**TASK PROMPT**
Copy out all the data, word for word.

(Stored records)
· · ·

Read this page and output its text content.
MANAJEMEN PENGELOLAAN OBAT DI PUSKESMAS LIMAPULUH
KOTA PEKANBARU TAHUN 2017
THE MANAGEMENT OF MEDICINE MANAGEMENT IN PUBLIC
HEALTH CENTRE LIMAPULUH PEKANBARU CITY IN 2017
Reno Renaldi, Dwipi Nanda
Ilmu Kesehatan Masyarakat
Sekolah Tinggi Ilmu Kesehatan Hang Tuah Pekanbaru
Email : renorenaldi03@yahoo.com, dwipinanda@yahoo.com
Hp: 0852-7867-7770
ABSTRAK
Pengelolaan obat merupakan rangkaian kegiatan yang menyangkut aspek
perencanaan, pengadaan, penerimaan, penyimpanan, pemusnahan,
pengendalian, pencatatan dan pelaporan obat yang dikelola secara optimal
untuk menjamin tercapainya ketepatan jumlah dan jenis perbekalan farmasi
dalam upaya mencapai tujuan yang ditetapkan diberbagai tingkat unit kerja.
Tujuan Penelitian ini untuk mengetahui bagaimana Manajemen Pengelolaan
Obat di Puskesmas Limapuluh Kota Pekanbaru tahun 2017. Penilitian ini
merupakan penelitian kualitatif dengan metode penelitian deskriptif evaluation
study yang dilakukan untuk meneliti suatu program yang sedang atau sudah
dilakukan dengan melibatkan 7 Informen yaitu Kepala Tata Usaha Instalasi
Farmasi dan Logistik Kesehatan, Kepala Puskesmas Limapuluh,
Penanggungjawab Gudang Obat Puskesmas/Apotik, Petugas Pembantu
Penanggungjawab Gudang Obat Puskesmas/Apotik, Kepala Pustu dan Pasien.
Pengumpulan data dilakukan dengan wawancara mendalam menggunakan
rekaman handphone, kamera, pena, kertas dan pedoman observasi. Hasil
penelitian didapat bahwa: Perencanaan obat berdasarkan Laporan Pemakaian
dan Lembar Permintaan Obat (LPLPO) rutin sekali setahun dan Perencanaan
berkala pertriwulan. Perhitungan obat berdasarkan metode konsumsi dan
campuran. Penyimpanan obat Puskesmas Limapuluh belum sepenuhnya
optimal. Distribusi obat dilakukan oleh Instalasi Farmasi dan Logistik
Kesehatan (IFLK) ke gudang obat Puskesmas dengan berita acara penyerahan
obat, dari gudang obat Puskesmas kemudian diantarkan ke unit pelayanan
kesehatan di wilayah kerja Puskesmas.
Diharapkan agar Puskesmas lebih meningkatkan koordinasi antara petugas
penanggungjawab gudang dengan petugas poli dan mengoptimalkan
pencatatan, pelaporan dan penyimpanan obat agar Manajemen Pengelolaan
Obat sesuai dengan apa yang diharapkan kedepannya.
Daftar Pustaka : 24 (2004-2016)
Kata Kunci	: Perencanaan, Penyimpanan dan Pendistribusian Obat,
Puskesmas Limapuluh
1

· · ·

**THE COMPLETED TASK**
Read this page and output its text content.
MANAJEMEN PENGELOLAAN OBAT DI PUSKESMAS LIMAPULUH
KOTA PEKANBARU TAHUN 2017
THE MANAGEMENT OF MEDICINE MANAGEMENT IN PUBLIC
HEALTH CENTRE LIMAPULUH PEKANBARU CITY IN 2017
Reno Renaldi, Dwipi Nanda
Ilmu Kesehatan Masyarakat
Sekolah Tinggi Ilmu Kesehatan Hang Tuah Pekanbaru
Email : renorenaldi03@yahoo.com, dwipinanda@yahoo.com
Hp: 0852-7867-7770
ABSTRAK
Pengelolaan obat merupakan rangkaian kegiatan yang menyangkut aspek
perencanaan, pengadaan, penerimaan, penyimpanan, pemusnahan,
pengendalian, pencatatan dan pelaporan obat yang dikelola secara optimal
untuk menjamin tercapainya ketepatan jumlah dan jenis perbekalan farmasi
dalam upaya mencapai tujuan yang ditetapkan diberbagai tingkat unit kerja.
Tujuan Penelitian ini untuk mengetahui bagaimana Manajemen Pengelolaan
Obat di Puskesmas Limapuluh Kota Pekanbaru tahun 2017. Penilitian ini
merupakan penelitian kualitatif dengan metode penelitian deskriptif evaluation
study yang dilakukan untuk meneliti suatu program yang sedang atau sudah
dilakukan dengan melibatkan 7 Informen yaitu Kepala Tata Usaha Instalasi
Farmasi dan Logistik Kesehatan, Kepala Puskesmas Limapuluh,
Penanggungjawab Gudang Obat Puskesmas/Apotik, Petugas Pembantu
Penanggungjawab Gudang Obat Puskesmas/Apotik, Kepala Pustu dan Pasien.
Pengumpulan data dilakukan dengan wawancara mendalam menggunakan
rekaman handphone, kamera, pena, kertas dan pedoman observasi. Hasil
penelitian didapat bahwa: Perencanaan obat berdasarkan Laporan Pemakaian
dan Lembar Permintaan Obat (LPLPO) rutin sekali setahun dan Perencanaan
berkala pertriwulan. Perhitungan obat berdasarkan metode konsumsi dan
campuran. Penyimpanan obat Puskesmas Limapuluh belum sepenuhnya
optimal. Distribusi obat dilakukan oleh Instalasi Farmasi dan Logistik
Kesehatan (IFLK) ke gudang obat Puskesmas dengan berita acara penyerahan
obat, dari gudang obat Puskesmas kemudian diantarkan ke unit pelayanan
kesehatan di wilayah kerja Puskesmas.
Diharapkan agar Puskesmas lebih meningkatkan koordinasi antara petugas
penanggungjawab gudang dengan petugas poli dan mengoptimalkan
pencatatan, pelaporan dan penyimpanan obat agar Manajemen Pengelolaan
Obat sesuai dengan apa yang diharapkan kedepannya.
Daftar Pustaka : 24 (2004-2016)
Kata Kunci	: Perencanaan, Penyimpanan dan Pendistribusian Obat,
Puskesmas Limapuluh
1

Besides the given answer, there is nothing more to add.